» **SET TASK**:
Lines containing the word "ZUZHUNAG" are to be located and copied.

Data records:
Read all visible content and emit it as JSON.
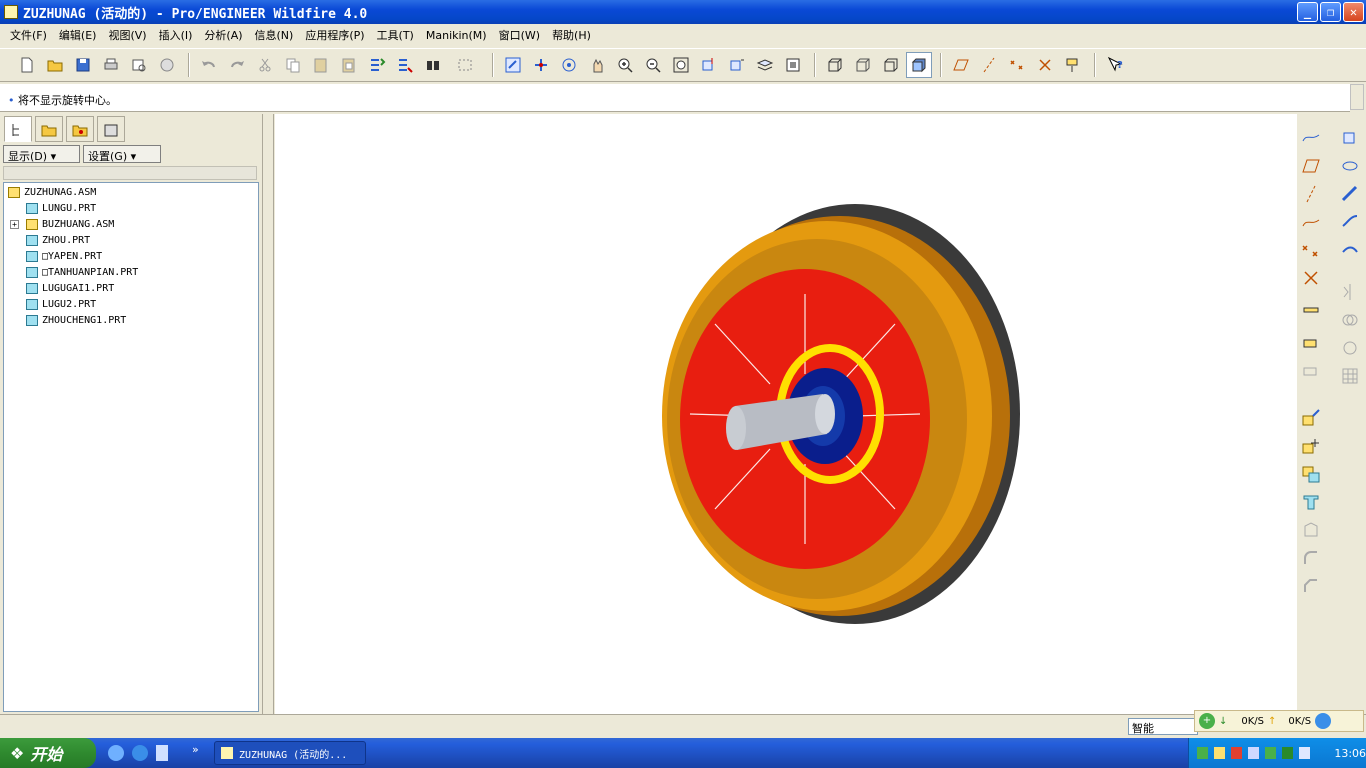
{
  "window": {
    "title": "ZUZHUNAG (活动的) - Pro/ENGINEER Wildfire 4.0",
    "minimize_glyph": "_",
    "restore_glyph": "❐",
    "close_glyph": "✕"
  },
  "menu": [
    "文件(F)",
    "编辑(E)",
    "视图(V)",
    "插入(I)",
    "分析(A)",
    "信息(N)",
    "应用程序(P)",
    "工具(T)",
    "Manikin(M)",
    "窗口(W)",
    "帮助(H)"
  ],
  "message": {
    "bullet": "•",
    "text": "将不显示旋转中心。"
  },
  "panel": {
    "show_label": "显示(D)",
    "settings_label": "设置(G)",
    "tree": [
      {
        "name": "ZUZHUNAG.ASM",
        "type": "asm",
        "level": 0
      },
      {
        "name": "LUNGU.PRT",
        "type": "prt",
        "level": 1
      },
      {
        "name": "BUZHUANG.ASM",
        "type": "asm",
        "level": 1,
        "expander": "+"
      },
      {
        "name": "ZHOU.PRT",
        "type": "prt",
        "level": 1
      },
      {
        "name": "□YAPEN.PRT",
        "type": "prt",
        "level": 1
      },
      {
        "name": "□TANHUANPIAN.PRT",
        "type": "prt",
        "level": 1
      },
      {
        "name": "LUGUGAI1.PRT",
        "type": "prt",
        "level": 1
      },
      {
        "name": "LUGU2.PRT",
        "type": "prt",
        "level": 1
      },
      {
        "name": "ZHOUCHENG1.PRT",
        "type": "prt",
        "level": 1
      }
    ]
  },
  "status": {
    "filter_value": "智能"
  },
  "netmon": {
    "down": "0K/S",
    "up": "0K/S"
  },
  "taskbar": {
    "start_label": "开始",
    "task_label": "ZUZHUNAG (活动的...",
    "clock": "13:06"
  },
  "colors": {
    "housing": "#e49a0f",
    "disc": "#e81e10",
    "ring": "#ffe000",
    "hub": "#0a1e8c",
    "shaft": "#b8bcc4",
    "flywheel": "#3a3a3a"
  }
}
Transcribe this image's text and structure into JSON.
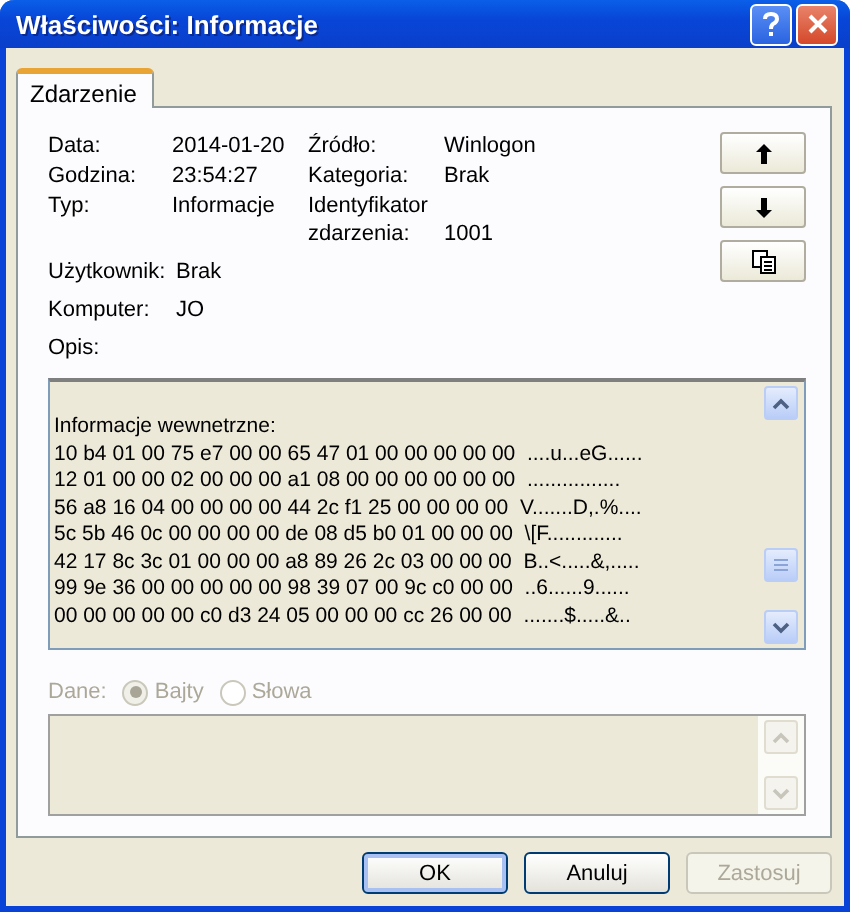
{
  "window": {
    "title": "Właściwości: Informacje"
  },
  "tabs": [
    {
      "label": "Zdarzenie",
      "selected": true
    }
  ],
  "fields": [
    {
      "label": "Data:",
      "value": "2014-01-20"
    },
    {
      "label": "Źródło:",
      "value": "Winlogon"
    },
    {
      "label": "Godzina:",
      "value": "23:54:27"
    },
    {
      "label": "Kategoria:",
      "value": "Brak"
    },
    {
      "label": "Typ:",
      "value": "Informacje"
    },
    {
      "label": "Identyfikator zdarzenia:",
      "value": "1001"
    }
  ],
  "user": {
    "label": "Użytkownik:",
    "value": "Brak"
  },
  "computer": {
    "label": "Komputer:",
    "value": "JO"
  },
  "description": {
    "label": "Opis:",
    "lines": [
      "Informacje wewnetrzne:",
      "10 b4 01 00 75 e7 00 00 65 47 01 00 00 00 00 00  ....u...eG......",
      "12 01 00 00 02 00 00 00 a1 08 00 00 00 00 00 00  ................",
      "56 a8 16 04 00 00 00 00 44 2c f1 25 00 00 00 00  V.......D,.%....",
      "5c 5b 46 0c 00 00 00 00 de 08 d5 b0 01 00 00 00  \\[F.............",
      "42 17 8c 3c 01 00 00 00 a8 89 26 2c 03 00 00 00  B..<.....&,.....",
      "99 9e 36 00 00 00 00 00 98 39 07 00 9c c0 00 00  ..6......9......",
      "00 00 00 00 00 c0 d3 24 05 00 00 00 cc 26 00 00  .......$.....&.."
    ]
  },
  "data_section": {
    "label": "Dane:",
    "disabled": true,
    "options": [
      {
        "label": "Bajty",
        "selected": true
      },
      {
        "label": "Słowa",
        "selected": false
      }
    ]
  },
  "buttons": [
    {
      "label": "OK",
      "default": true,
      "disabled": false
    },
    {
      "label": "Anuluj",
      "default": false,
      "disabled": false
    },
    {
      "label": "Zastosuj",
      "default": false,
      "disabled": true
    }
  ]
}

» **RESPONSE**:
    "title": "ZUZHUNAG (活动的) - Pro/ENGINEER Wildfire 4.0",
        "name": "ZUZHUNAG.ASM",
    "task_label": "ZUZHUNAG (活动的...",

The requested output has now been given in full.